▶ **What is required**
Pick out each line containing the string "color".

-----

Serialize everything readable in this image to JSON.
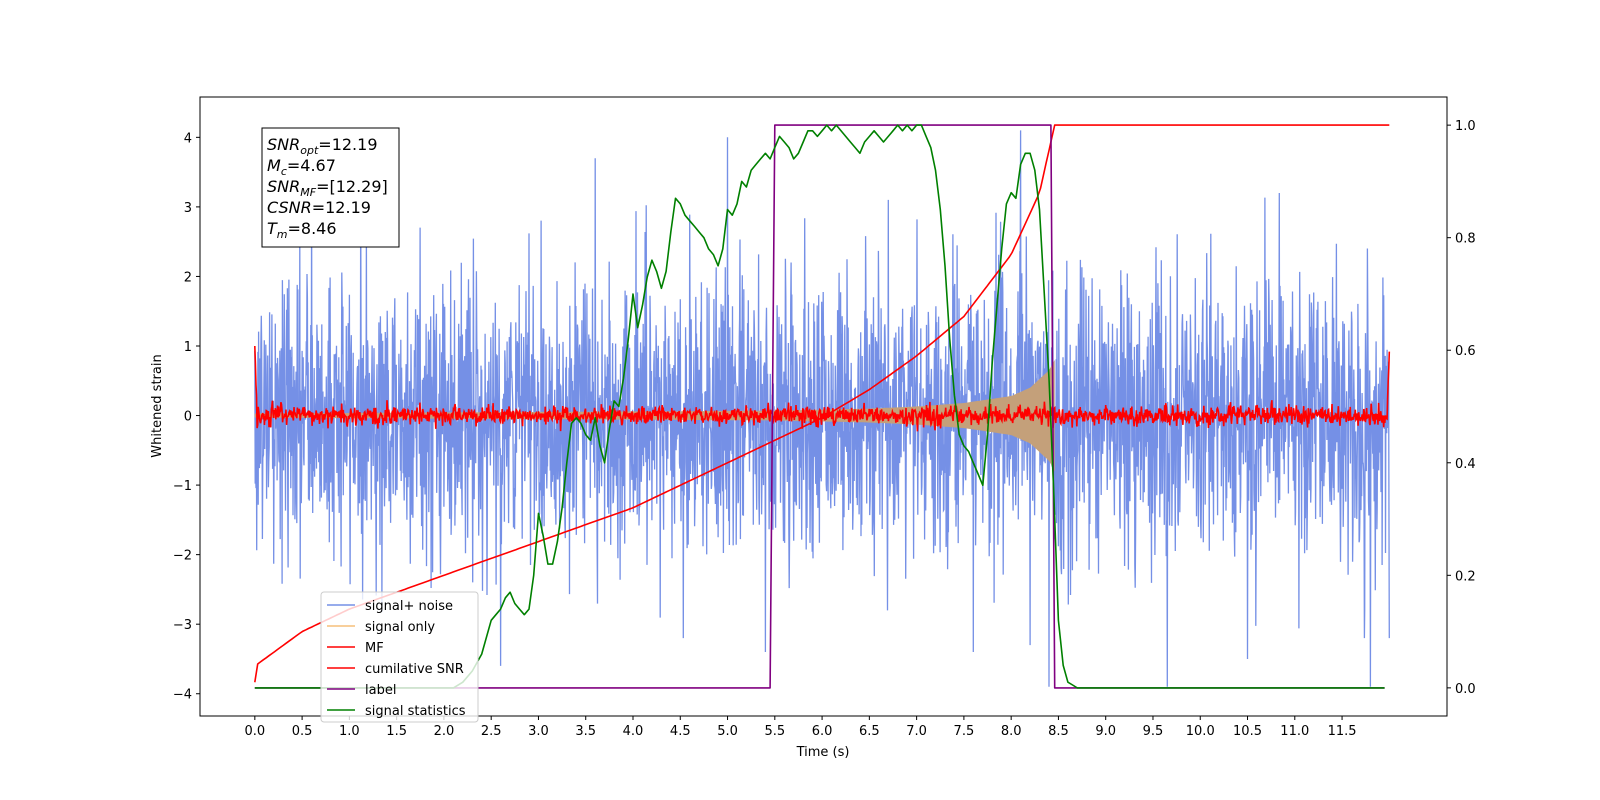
{
  "chart_data": {
    "type": "line",
    "xlabel": "Time (s)",
    "ylabel": "Whitened strain",
    "xlim": [
      -0.58,
      12.61
    ],
    "ylim": [
      -4.32,
      4.58
    ],
    "y2lim": [
      -0.05,
      1.05
    ],
    "x_ticks": [
      0.0,
      0.5,
      1.0,
      1.5,
      2.0,
      2.5,
      3.0,
      3.5,
      4.0,
      4.5,
      5.0,
      5.5,
      6.0,
      6.5,
      7.0,
      7.5,
      8.0,
      8.5,
      9.0,
      9.5,
      10.0,
      10.5,
      11.0,
      11.5
    ],
    "x_tick_labels": [
      "0.0",
      "0.5",
      "1.0",
      "1.5",
      "2.0",
      "2.5",
      "3.0",
      "3.5",
      "4.0",
      "4.5",
      "5.0",
      "5.5",
      "6.0",
      "6.5",
      "7.0",
      "7.5",
      "8.0",
      "8.5",
      "9.0",
      "9.5",
      "10.0",
      "10.5",
      "11.0",
      "11.5"
    ],
    "y_ticks": [
      -4,
      -3,
      -2,
      -1,
      0,
      1,
      2,
      3,
      4
    ],
    "y_tick_labels": [
      "−4",
      "−3",
      "−2",
      "−1",
      "0",
      "1",
      "2",
      "3",
      "4"
    ],
    "y2_ticks": [
      0.0,
      0.2,
      0.4,
      0.6,
      0.8,
      1.0
    ],
    "y2_tick_labels": [
      "0.0",
      "0.2",
      "0.4",
      "0.6",
      "0.8",
      "1.0"
    ],
    "grid": false,
    "legend_position": "lower-left",
    "annotation": [
      {
        "sym": "SNR",
        "sub": "opt",
        "value": "=12.19"
      },
      {
        "sym": "M",
        "sub": "c",
        "value": "=4.67"
      },
      {
        "sym": "SNR",
        "sub": "MF",
        "value": "=[12.29]"
      },
      {
        "sym": "CSNR",
        "sub": "",
        "value": "=12.19"
      },
      {
        "sym": "T",
        "sub": "m",
        "value": "=8.46"
      }
    ],
    "series": [
      {
        "name": "signal+ noise",
        "axis": "left",
        "color": "#7590e6",
        "x_range": [
          0.0,
          12.0
        ],
        "sigma": 1.0,
        "extreme_peaks": {
          "x": [
            0.6,
            3.6,
            5.0,
            6.7,
            8.1,
            10.75,
            11.8
          ],
          "y": [
            3.2,
            3.7,
            4.0,
            3.1,
            4.1,
            4.15,
            3.3
          ]
        },
        "extreme_troughs": {
          "x": [
            0.75,
            2.6,
            5.4,
            7.6,
            8.2,
            8.4,
            9.65,
            10.5,
            11.8
          ],
          "y": [
            -3.6,
            -3.6,
            -3.4,
            -3.4,
            -3.3,
            -3.9,
            -3.9,
            -3.5,
            -3.9
          ]
        }
      },
      {
        "name": "signal only",
        "axis": "left",
        "color": "#f5bf7a",
        "x_range": [
          0.0,
          8.46
        ],
        "envelope": {
          "x": [
            0.0,
            5.5,
            6.5,
            7.0,
            7.5,
            8.0,
            8.2,
            8.4,
            8.46
          ],
          "y": [
            0.03,
            0.07,
            0.1,
            0.13,
            0.18,
            0.28,
            0.4,
            0.65,
            0.8
          ]
        }
      },
      {
        "name": "MF",
        "axis": "left",
        "color": "#ff0000",
        "x_range": [
          0.0,
          12.0
        ],
        "noise_amp": 0.07,
        "edge_start": 1.0,
        "edge_end": 0.92
      },
      {
        "name": "cumilative SNR",
        "axis": "right",
        "color": "#ff0000",
        "x": [
          0.0,
          0.01,
          0.5,
          1.0,
          1.5,
          2.0,
          2.5,
          3.0,
          3.5,
          4.0,
          4.5,
          5.0,
          5.5,
          6.0,
          6.5,
          7.0,
          7.5,
          8.0,
          8.3,
          8.46,
          12.0
        ],
        "y": [
          0.01,
          0.04,
          0.1,
          0.14,
          0.17,
          0.2,
          0.23,
          0.26,
          0.29,
          0.32,
          0.36,
          0.4,
          0.44,
          0.48,
          0.53,
          0.59,
          0.66,
          0.77,
          0.88,
          1.0,
          1.0
        ]
      },
      {
        "name": "label",
        "axis": "right",
        "color": "#800080",
        "x": [
          0.0,
          5.45,
          5.5,
          8.42,
          8.46,
          11.95
        ],
        "y": [
          0.0,
          0.0,
          1.0,
          1.0,
          0.0,
          0.0
        ]
      },
      {
        "name": "signal statistics",
        "axis": "right",
        "color": "#008000",
        "x": [
          0.0,
          2.0,
          2.1,
          2.2,
          2.3,
          2.4,
          2.5,
          2.55,
          2.6,
          2.65,
          2.7,
          2.75,
          2.8,
          2.85,
          2.9,
          2.95,
          3.0,
          3.05,
          3.1,
          3.15,
          3.2,
          3.25,
          3.3,
          3.35,
          3.4,
          3.45,
          3.5,
          3.55,
          3.6,
          3.65,
          3.7,
          3.75,
          3.8,
          3.85,
          3.9,
          3.95,
          4.0,
          4.05,
          4.1,
          4.15,
          4.2,
          4.25,
          4.3,
          4.35,
          4.4,
          4.45,
          4.5,
          4.55,
          4.6,
          4.65,
          4.7,
          4.75,
          4.8,
          4.85,
          4.9,
          4.95,
          5.0,
          5.05,
          5.1,
          5.15,
          5.2,
          5.25,
          5.3,
          5.35,
          5.4,
          5.45,
          5.5,
          5.55,
          5.6,
          5.65,
          5.7,
          5.75,
          5.8,
          5.85,
          5.9,
          5.95,
          6.0,
          6.05,
          6.1,
          6.15,
          6.2,
          6.25,
          6.3,
          6.35,
          6.4,
          6.45,
          6.5,
          6.55,
          6.6,
          6.65,
          6.7,
          6.75,
          6.8,
          6.85,
          6.9,
          6.95,
          7.0,
          7.05,
          7.1,
          7.15,
          7.2,
          7.25,
          7.3,
          7.35,
          7.4,
          7.45,
          7.5,
          7.55,
          7.6,
          7.65,
          7.7,
          7.75,
          7.8,
          7.85,
          7.9,
          7.95,
          8.0,
          8.05,
          8.1,
          8.15,
          8.2,
          8.25,
          8.3,
          8.35,
          8.4,
          8.45,
          8.5,
          8.55,
          8.6,
          8.65,
          8.7,
          8.8,
          9.0,
          9.5,
          10.0,
          11.0,
          11.95
        ],
        "y": [
          0.0,
          0.0,
          0.0,
          0.01,
          0.03,
          0.06,
          0.12,
          0.13,
          0.14,
          0.16,
          0.17,
          0.15,
          0.14,
          0.13,
          0.14,
          0.2,
          0.31,
          0.27,
          0.22,
          0.22,
          0.26,
          0.32,
          0.4,
          0.47,
          0.48,
          0.47,
          0.45,
          0.44,
          0.48,
          0.43,
          0.4,
          0.46,
          0.51,
          0.5,
          0.55,
          0.62,
          0.7,
          0.64,
          0.68,
          0.73,
          0.76,
          0.74,
          0.71,
          0.74,
          0.81,
          0.87,
          0.86,
          0.84,
          0.83,
          0.82,
          0.81,
          0.8,
          0.78,
          0.77,
          0.75,
          0.78,
          0.85,
          0.84,
          0.86,
          0.9,
          0.89,
          0.92,
          0.93,
          0.94,
          0.95,
          0.94,
          0.96,
          0.98,
          0.97,
          0.96,
          0.94,
          0.95,
          0.97,
          0.99,
          0.99,
          0.98,
          0.99,
          1.0,
          0.99,
          1.0,
          0.99,
          0.98,
          0.97,
          0.96,
          0.95,
          0.97,
          0.98,
          0.99,
          0.98,
          0.97,
          0.98,
          0.99,
          1.0,
          0.99,
          1.0,
          0.99,
          1.0,
          1.0,
          0.98,
          0.96,
          0.92,
          0.85,
          0.75,
          0.62,
          0.52,
          0.45,
          0.43,
          0.42,
          0.4,
          0.38,
          0.36,
          0.45,
          0.58,
          0.68,
          0.78,
          0.86,
          0.88,
          0.87,
          0.93,
          0.95,
          0.95,
          0.92,
          0.85,
          0.7,
          0.55,
          0.35,
          0.12,
          0.04,
          0.01,
          0.005,
          0.0,
          0.0,
          0.0,
          0.0,
          0.0,
          0.0,
          0.0
        ]
      }
    ]
  }
}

-----

▶ **Answer to the task**
        "color": "#7590e6",
        "color": "#f5bf7a",
        "color": "#ff0000",
        "color": "#ff0000",
        "color": "#800080",
        "color": "#008000",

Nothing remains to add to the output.